• _EXERCISE DIRECTIONS_:
Take the listing and print it in full, exactly as given.
════════
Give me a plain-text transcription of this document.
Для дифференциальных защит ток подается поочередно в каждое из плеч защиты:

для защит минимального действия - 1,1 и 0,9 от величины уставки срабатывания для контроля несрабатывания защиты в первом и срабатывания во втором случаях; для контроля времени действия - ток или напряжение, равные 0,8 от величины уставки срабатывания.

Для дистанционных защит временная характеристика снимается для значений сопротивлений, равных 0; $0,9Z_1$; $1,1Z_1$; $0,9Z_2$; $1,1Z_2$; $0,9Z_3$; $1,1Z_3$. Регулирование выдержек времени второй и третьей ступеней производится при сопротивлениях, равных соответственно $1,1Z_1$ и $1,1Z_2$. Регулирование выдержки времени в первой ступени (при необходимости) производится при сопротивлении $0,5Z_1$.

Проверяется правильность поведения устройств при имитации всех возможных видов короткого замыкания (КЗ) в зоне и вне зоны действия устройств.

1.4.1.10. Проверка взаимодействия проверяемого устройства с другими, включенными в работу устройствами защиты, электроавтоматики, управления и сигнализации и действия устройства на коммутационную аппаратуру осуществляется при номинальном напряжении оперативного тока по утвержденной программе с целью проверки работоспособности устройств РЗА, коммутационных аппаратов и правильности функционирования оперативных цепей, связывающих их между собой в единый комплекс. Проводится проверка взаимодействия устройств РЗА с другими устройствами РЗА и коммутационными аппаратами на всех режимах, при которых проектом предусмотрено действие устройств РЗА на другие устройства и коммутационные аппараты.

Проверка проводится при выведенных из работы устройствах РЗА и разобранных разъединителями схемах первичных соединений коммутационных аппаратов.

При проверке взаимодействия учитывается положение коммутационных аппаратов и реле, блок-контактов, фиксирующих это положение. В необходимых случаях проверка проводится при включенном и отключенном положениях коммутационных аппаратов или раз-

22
════════
• _SOLUTION_:
Give me a plain-text transcription of this document.
Для дифференциальных защит ток подается поочередно в каждое из плеч защиты:

для защит минимального действия - 1,1 и 0,9 от величины уставки срабатывания для контроля несрабатывания защиты в первом и срабатывания во втором случаях; для контроля времени действия - ток или напряжение, равные 0,8 от величины уставки срабатывания.

Для дистанционных защит временная характеристика снимается для значений сопротивлений, равных 0; $0,9Z_1$; $1,1Z_1$; $0,9Z_2$; $1,1Z_2$; $0,9Z_3$; $1,1Z_3$. Регулирование выдержек времени второй и третьей ступеней производится при сопротивлениях, равных соответственно $1,1Z_1$ и $1,1Z_2$. Регулирование выдержки времени в первой ступени (при необходимости) производится при сопротивлении $0,5Z_1$.

Проверяется правильность поведения устройств при имитации всех возможных видов короткого замыкания (КЗ) в зоне и вне зоны действия устройств.

1.4.1.10. Проверка взаимодействия проверяемого устройства с другими, включенными в работу устройствами защиты, электроавтоматики, управления и сигнализации и действия устройства на коммутационную аппаратуру осуществляется при номинальном напряжении оперативного тока по утвержденной программе с целью проверки работоспособности устройств РЗА, коммутационных аппаратов и правильности функционирования оперативных цепей, связывающих их между собой в единый комплекс. Проводится проверка взаимодействия устройств РЗА с другими устройствами РЗА и коммутационными аппаратами на всех режимах, при которых проектом предусмотрено действие устройств РЗА на другие устройства и коммутационные аппараты.

Проверка проводится при выведенных из работы устройствах РЗА и разобранных разъединителями схемах первичных соединений коммутационных аппаратов.

При проверке взаимодействия учитывается положение коммутационных аппаратов и реле, блок-контактов, фиксирующих это положение. В необходимых случаях проверка проводится при включенном и отключенном положениях коммутационных аппаратов или раз-

22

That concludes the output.